— start of Stored rows —
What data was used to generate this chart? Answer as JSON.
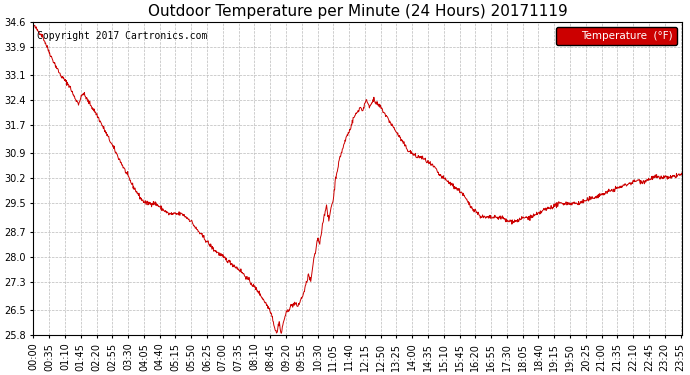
{
  "title": "Outdoor Temperature per Minute (24 Hours) 20171119",
  "copyright_text": "Copyright 2017 Cartronics.com",
  "legend_label": "Temperature  (°F)",
  "line_color": "#cc0000",
  "background_color": "#ffffff",
  "grid_color": "#bbbbbb",
  "legend_bg": "#cc0000",
  "legend_text_color": "#ffffff",
  "ylim": [
    25.8,
    34.6
  ],
  "yticks": [
    25.8,
    26.5,
    27.3,
    28.0,
    28.7,
    29.5,
    30.2,
    30.9,
    31.7,
    32.4,
    33.1,
    33.9,
    34.6
  ],
  "xtick_labels": [
    "00:00",
    "00:35",
    "01:10",
    "01:45",
    "02:20",
    "02:55",
    "03:30",
    "04:05",
    "04:40",
    "05:15",
    "05:50",
    "06:25",
    "07:00",
    "07:35",
    "08:10",
    "08:45",
    "09:20",
    "09:55",
    "10:30",
    "11:05",
    "11:40",
    "12:15",
    "12:50",
    "13:25",
    "14:00",
    "14:35",
    "15:10",
    "15:45",
    "16:20",
    "16:55",
    "17:30",
    "18:05",
    "18:40",
    "19:15",
    "19:50",
    "20:25",
    "21:00",
    "21:35",
    "22:10",
    "22:45",
    "23:20",
    "23:55"
  ],
  "title_fontsize": 11,
  "axis_fontsize": 7,
  "copyright_fontsize": 7,
  "waypoints": [
    [
      0,
      34.5
    ],
    [
      20,
      34.2
    ],
    [
      40,
      33.6
    ],
    [
      60,
      33.1
    ],
    [
      80,
      32.8
    ],
    [
      90,
      32.5
    ],
    [
      100,
      32.3
    ],
    [
      110,
      32.6
    ],
    [
      120,
      32.4
    ],
    [
      130,
      32.2
    ],
    [
      140,
      32.0
    ],
    [
      160,
      31.5
    ],
    [
      180,
      31.0
    ],
    [
      200,
      30.5
    ],
    [
      220,
      30.0
    ],
    [
      240,
      29.6
    ],
    [
      250,
      29.5
    ],
    [
      260,
      29.5
    ],
    [
      270,
      29.5
    ],
    [
      280,
      29.4
    ],
    [
      290,
      29.3
    ],
    [
      300,
      29.2
    ],
    [
      310,
      29.2
    ],
    [
      320,
      29.2
    ],
    [
      330,
      29.2
    ],
    [
      340,
      29.1
    ],
    [
      350,
      29.0
    ],
    [
      360,
      28.8
    ],
    [
      380,
      28.5
    ],
    [
      400,
      28.2
    ],
    [
      420,
      28.0
    ],
    [
      440,
      27.8
    ],
    [
      460,
      27.6
    ],
    [
      480,
      27.3
    ],
    [
      500,
      27.0
    ],
    [
      510,
      26.8
    ],
    [
      515,
      26.7
    ],
    [
      520,
      26.6
    ],
    [
      525,
      26.5
    ],
    [
      530,
      26.3
    ],
    [
      535,
      26.0
    ],
    [
      538,
      25.9
    ],
    [
      540,
      25.85
    ],
    [
      542,
      26.0
    ],
    [
      545,
      26.2
    ],
    [
      548,
      25.9
    ],
    [
      550,
      25.85
    ],
    [
      552,
      26.0
    ],
    [
      555,
      26.2
    ],
    [
      560,
      26.4
    ],
    [
      565,
      26.5
    ],
    [
      570,
      26.6
    ],
    [
      580,
      26.7
    ],
    [
      585,
      26.6
    ],
    [
      590,
      26.7
    ],
    [
      600,
      27.0
    ],
    [
      610,
      27.5
    ],
    [
      615,
      27.3
    ],
    [
      620,
      27.8
    ],
    [
      625,
      28.1
    ],
    [
      630,
      28.5
    ],
    [
      635,
      28.4
    ],
    [
      640,
      28.8
    ],
    [
      645,
      29.2
    ],
    [
      650,
      29.4
    ],
    [
      655,
      29.0
    ],
    [
      660,
      29.4
    ],
    [
      665,
      29.6
    ],
    [
      670,
      30.2
    ],
    [
      675,
      30.5
    ],
    [
      680,
      30.8
    ],
    [
      685,
      31.0
    ],
    [
      690,
      31.2
    ],
    [
      695,
      31.4
    ],
    [
      700,
      31.5
    ],
    [
      705,
      31.7
    ],
    [
      710,
      31.9
    ],
    [
      715,
      32.0
    ],
    [
      720,
      32.1
    ],
    [
      725,
      32.2
    ],
    [
      730,
      32.1
    ],
    [
      735,
      32.3
    ],
    [
      740,
      32.4
    ],
    [
      745,
      32.2
    ],
    [
      750,
      32.35
    ],
    [
      755,
      32.4
    ],
    [
      760,
      32.3
    ],
    [
      770,
      32.2
    ],
    [
      780,
      32.0
    ],
    [
      790,
      31.8
    ],
    [
      800,
      31.6
    ],
    [
      810,
      31.4
    ],
    [
      820,
      31.2
    ],
    [
      830,
      31.0
    ],
    [
      840,
      30.9
    ],
    [
      850,
      30.8
    ],
    [
      860,
      30.8
    ],
    [
      870,
      30.7
    ],
    [
      880,
      30.6
    ],
    [
      890,
      30.5
    ],
    [
      900,
      30.3
    ],
    [
      910,
      30.2
    ],
    [
      920,
      30.1
    ],
    [
      930,
      30.0
    ],
    [
      940,
      29.9
    ],
    [
      950,
      29.8
    ],
    [
      960,
      29.6
    ],
    [
      970,
      29.4
    ],
    [
      980,
      29.3
    ],
    [
      990,
      29.15
    ],
    [
      1000,
      29.1
    ],
    [
      1010,
      29.1
    ],
    [
      1020,
      29.1
    ],
    [
      1030,
      29.1
    ],
    [
      1040,
      29.1
    ],
    [
      1050,
      29.0
    ],
    [
      1060,
      29.0
    ],
    [
      1070,
      29.0
    ],
    [
      1080,
      29.05
    ],
    [
      1090,
      29.1
    ],
    [
      1100,
      29.1
    ],
    [
      1110,
      29.15
    ],
    [
      1120,
      29.2
    ],
    [
      1130,
      29.3
    ],
    [
      1140,
      29.35
    ],
    [
      1150,
      29.4
    ],
    [
      1160,
      29.45
    ],
    [
      1170,
      29.5
    ],
    [
      1180,
      29.5
    ],
    [
      1190,
      29.5
    ],
    [
      1200,
      29.5
    ],
    [
      1210,
      29.5
    ],
    [
      1220,
      29.55
    ],
    [
      1230,
      29.6
    ],
    [
      1240,
      29.65
    ],
    [
      1250,
      29.7
    ],
    [
      1260,
      29.75
    ],
    [
      1270,
      29.8
    ],
    [
      1280,
      29.85
    ],
    [
      1290,
      29.9
    ],
    [
      1300,
      29.95
    ],
    [
      1310,
      30.0
    ],
    [
      1320,
      30.05
    ],
    [
      1330,
      30.1
    ],
    [
      1340,
      30.15
    ],
    [
      1350,
      30.1
    ],
    [
      1360,
      30.15
    ],
    [
      1370,
      30.2
    ],
    [
      1380,
      30.25
    ],
    [
      1390,
      30.2
    ],
    [
      1400,
      30.25
    ],
    [
      1410,
      30.2
    ],
    [
      1420,
      30.25
    ],
    [
      1430,
      30.3
    ],
    [
      1439,
      30.3
    ]
  ]
}
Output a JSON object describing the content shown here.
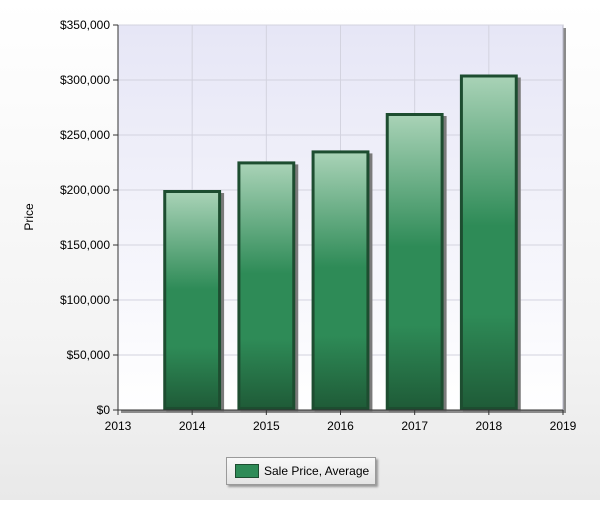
{
  "chart_data": {
    "type": "bar",
    "title": "",
    "xlabel": "",
    "ylabel": "Price",
    "x_ticks": [
      "2013",
      "2014",
      "2015",
      "2016",
      "2017",
      "2018",
      "2019"
    ],
    "xlim": [
      2013,
      2019
    ],
    "y_ticks": [
      "$0",
      "$50,000",
      "$100,000",
      "$150,000",
      "$200,000",
      "$250,000",
      "$300,000",
      "$350,000"
    ],
    "ylim": [
      0,
      350000
    ],
    "grid": true,
    "legend": {
      "placement": "bottom",
      "entries": [
        "Sale Price, Average"
      ]
    },
    "series": [
      {
        "name": "Sale Price, Average",
        "color": "#2e8b57",
        "x": [
          2014,
          2015,
          2016,
          2017,
          2018
        ],
        "values": [
          200000,
          226000,
          236000,
          270000,
          305000
        ]
      }
    ]
  }
}
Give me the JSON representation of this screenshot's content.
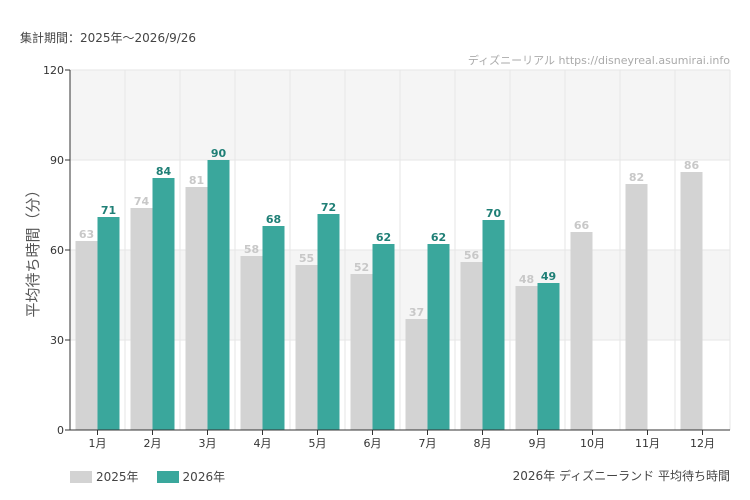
{
  "header": {
    "period": "集計期間：2025年～2026/9/26",
    "watermark": "ディズニーリアル https://disneyreal.asumirai.info"
  },
  "footer": {
    "chart_title": "2026年 ディズニーランド 平均待ち時間"
  },
  "colors": {
    "series_2025": "#d3d3d3",
    "series_2026": "#3aa79c",
    "label_2025": "#c8c8c8",
    "label_2026": "#1f7f76",
    "band": "#f5f5f5",
    "grid": "#e6e6e6"
  },
  "chart_data": {
    "type": "bar",
    "ylabel": "平均待ち時間（分）",
    "ylim": [
      0,
      120
    ],
    "yticks": [
      0,
      30,
      60,
      90,
      120
    ],
    "grid": true,
    "legend_position": "bottom-left",
    "categories": [
      "1月",
      "2月",
      "3月",
      "4月",
      "5月",
      "6月",
      "7月",
      "8月",
      "9月",
      "10月",
      "11月",
      "12月"
    ],
    "series": [
      {
        "name": "2025年",
        "values": [
          63,
          74,
          81,
          58,
          55,
          52,
          37,
          56,
          48,
          66,
          82,
          86
        ]
      },
      {
        "name": "2026年",
        "values": [
          71,
          84,
          90,
          68,
          72,
          62,
          62,
          70,
          49,
          null,
          null,
          null
        ]
      }
    ]
  }
}
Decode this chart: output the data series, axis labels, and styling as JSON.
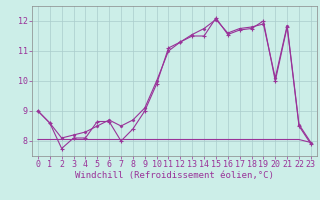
— end of Stored rows —
*Exercise objective*:
Filter for "Temperature". Return all lines that hold it.

*Exercise output*:
  "title": "Outdoor Temperature per Minute (24 Hours) 20171119",
  "legend_label": "Temperature  (°F)",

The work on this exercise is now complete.